### EXERCISE
All the data must come back unchanged, except that pictures are left out.

*****

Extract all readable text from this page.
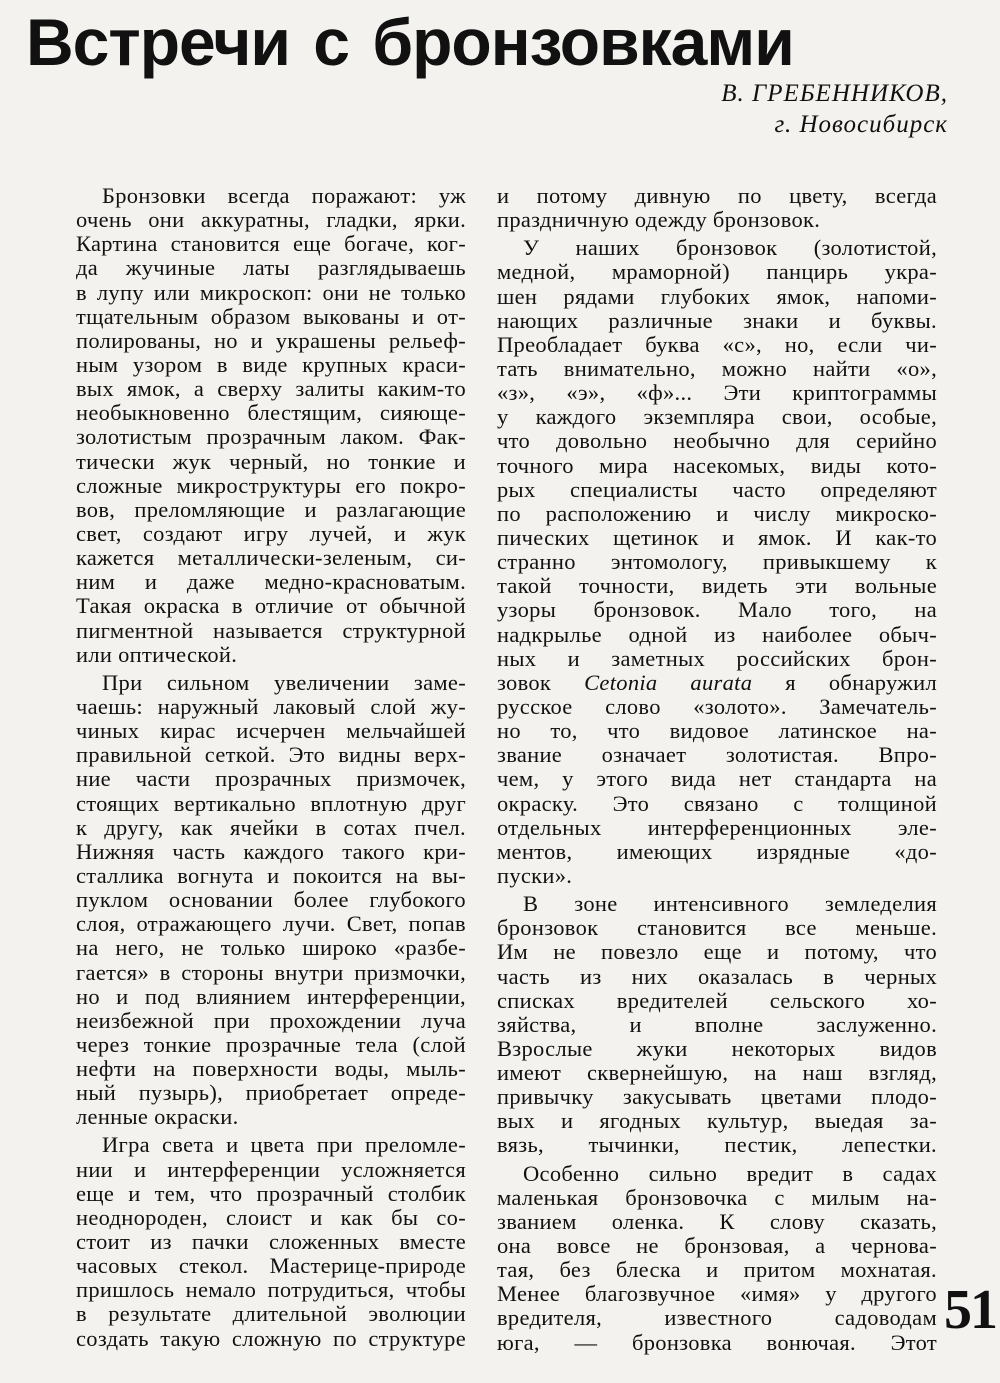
Встречи с бронзовками
В. ГРЕБЕННИКОВ,
г. Новосибирск
Бронзовки всегда поражают: уж
очень они аккуратны, гладки, ярки.
Картина становится еще богаче, ког-
да жучиные латы разглядываешь
в лупу или микроскоп: они не только
тщательным образом выкованы и от-
полированы, но и украшены рельеф-
ным узором в виде крупных краси-
вых ямок, а сверху залиты каким-то
необыкновенно блестящим, сияюще-
золотистым прозрачным лаком. Фак-
тически жук черный, но тонкие и
сложные микроструктуры его покро-
вов, преломляющие и разлагающие
свет, создают игру лучей, и жук
кажется металлически-зеленым, си-
ним и даже медно-красноватым.
Такая окраска в отличие от обычной
пигментной называется структурной
или оптической.
При сильном увеличении заме-
чаешь: наружный лаковый слой жу-
чиных кирас исчерчен мельчайшей
правильной сеткой. Это видны верх-
ние части прозрачных призмочек,
стоящих вертикально вплотную друг
к другу, как ячейки в сотах пчел.
Нижняя часть каждого такого кри-
сталлика вогнута и покоится на вы-
пуклом основании более глубокого
слоя, отражающего лучи. Свет, попав
на него, не только широко «разбе-
гается» в стороны внутри призмочки,
но и под влиянием интерференции,
неизбежной при прохождении луча
через тонкие прозрачные тела (слой
нефти на поверхности воды, мыль-
ный пузырь), приобретает опреде-
ленные окраски.
Игра света и цвета при преломле-
нии и интерференции усложняется
еще и тем, что прозрачный столбик
неоднороден, слоист и как бы со-
стоит из пачки сложенных вместе
часовых стекол. Мастерице-природе
пришлось немало потрудиться, чтобы
в результате длительной эволюции
создать такую сложную по структуре
и потому дивную по цвету, всегда
праздничную одежду бронзовок.
У наших бронзовок (золотистой,
медной, мраморной) панцирь укра-
шен рядами глубоких ямок, напоми-
нающих различные знаки и буквы.
Преобладает буква «с», но, если чи-
тать внимательно, можно найти «о»,
«з», «э», «ф»... Эти криптограммы
у каждого экземпляра свои, особые,
что довольно необычно для серийно
точного мира насекомых, виды кото-
рых специалисты часто определяют
по расположению и числу микроско-
пических щетинок и ямок. И как-то
странно энтомологу, привыкшему к
такой точности, видеть эти вольные
узоры бронзовок. Мало того, на
надкрылье одной из наиболее обыч-
ных и заметных российских брон-
зовок Cetonia aurata я обнаружил
русское слово «золото». Замечатель-
но то, что видовое латинское на-
звание означает золотистая. Впро-
чем, у этого вида нет стандарта на
окраску. Это связано с толщиной
отдельных интерференционных эле-
ментов, имеющих изрядные «до-
пуски».
В зоне интенсивного земледелия
бронзовок становится все меньше.
Им не повезло еще и потому, что
часть из них оказалась в черных
списках вредителей сельского хо-
зяйства, и вполне заслуженно.
Взрослые жуки некоторых видов
имеют сквернейшую, на наш взгляд,
привычку закусывать цветами плодо-
вых и ягодных культур, выедая за-
вязь, тычинки, пестик, лепестки.
Особенно сильно вредит в садах
маленькая бронзовочка с милым на-
званием оленка. К слову сказать,
она вовсе не бронзовая, а чернова-
тая, без блеска и притом мохнатая.
Менее благозвучное «имя» у другого
вредителя, известного садоводам
юга, — бронзовка вонючая. Этот
51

*****

### EXPECTED OUTPUT
Extract all readable text from this page.
Встречи с бронзовками
В. ГРЕБЕННИКОВ,
г. Новосибирск
Бронзовки всегда поражают: уж
очень они аккуратны, гладки, ярки.
Картина становится еще богаче, ког-
да жучиные латы разглядываешь
в лупу или микроскоп: они не только
тщательным образом выкованы и от-
полированы, но и украшены рельеф-
ным узором в виде крупных краси-
вых ямок, а сверху залиты каким-то
необыкновенно блестящим, сияюще-
золотистым прозрачным лаком. Фак-
тически жук черный, но тонкие и
сложные микроструктуры его покро-
вов, преломляющие и разлагающие
свет, создают игру лучей, и жук
кажется металлически-зеленым, си-
ним и даже медно-красноватым.
Такая окраска в отличие от обычной
пигментной называется структурной
или оптической.
При сильном увеличении заме-
чаешь: наружный лаковый слой жу-
чиных кирас исчерчен мельчайшей
правильной сеткой. Это видны верх-
ние части прозрачных призмочек,
стоящих вертикально вплотную друг
к другу, как ячейки в сотах пчел.
Нижняя часть каждого такого кри-
сталлика вогнута и покоится на вы-
пуклом основании более глубокого
слоя, отражающего лучи. Свет, попав
на него, не только широко «разбе-
гается» в стороны внутри призмочки,
но и под влиянием интерференции,
неизбежной при прохождении луча
через тонкие прозрачные тела (слой
нефти на поверхности воды, мыль-
ный пузырь), приобретает опреде-
ленные окраски.
Игра света и цвета при преломле-
нии и интерференции усложняется
еще и тем, что прозрачный столбик
неоднороден, слоист и как бы со-
стоит из пачки сложенных вместе
часовых стекол. Мастерице-природе
пришлось немало потрудиться, чтобы
в результате длительной эволюции
создать такую сложную по структуре
и потому дивную по цвету, всегда
праздничную одежду бронзовок.
У наших бронзовок (золотистой,
медной, мраморной) панцирь укра-
шен рядами глубоких ямок, напоми-
нающих различные знаки и буквы.
Преобладает буква «с», но, если чи-
тать внимательно, можно найти «о»,
«з», «э», «ф»... Эти криптограммы
у каждого экземпляра свои, особые,
что довольно необычно для серийно
точного мира насекомых, виды кото-
рых специалисты часто определяют
по расположению и числу микроско-
пических щетинок и ямок. И как-то
странно энтомологу, привыкшему к
такой точности, видеть эти вольные
узоры бронзовок. Мало того, на
надкрылье одной из наиболее обыч-
ных и заметных российских брон-
зовок Cetonia aurata я обнаружил
русское слово «золото». Замечатель-
но то, что видовое латинское на-
звание означает золотистая. Впро-
чем, у этого вида нет стандарта на
окраску. Это связано с толщиной
отдельных интерференционных эле-
ментов, имеющих изрядные «до-
пуски».
В зоне интенсивного земледелия
бронзовок становится все меньше.
Им не повезло еще и потому, что
часть из них оказалась в черных
списках вредителей сельского хо-
зяйства, и вполне заслуженно.
Взрослые жуки некоторых видов
имеют сквернейшую, на наш взгляд,
привычку закусывать цветами плодо-
вых и ягодных культур, выедая за-
вязь, тычинки, пестик, лепестки.
Особенно сильно вредит в садах
маленькая бронзовочка с милым на-
званием оленка. К слову сказать,
она вовсе не бронзовая, а чернова-
тая, без блеска и притом мохнатая.
Менее благозвучное «имя» у другого
вредителя, известного садоводам
юга, — бронзовка вонючая. Этот
51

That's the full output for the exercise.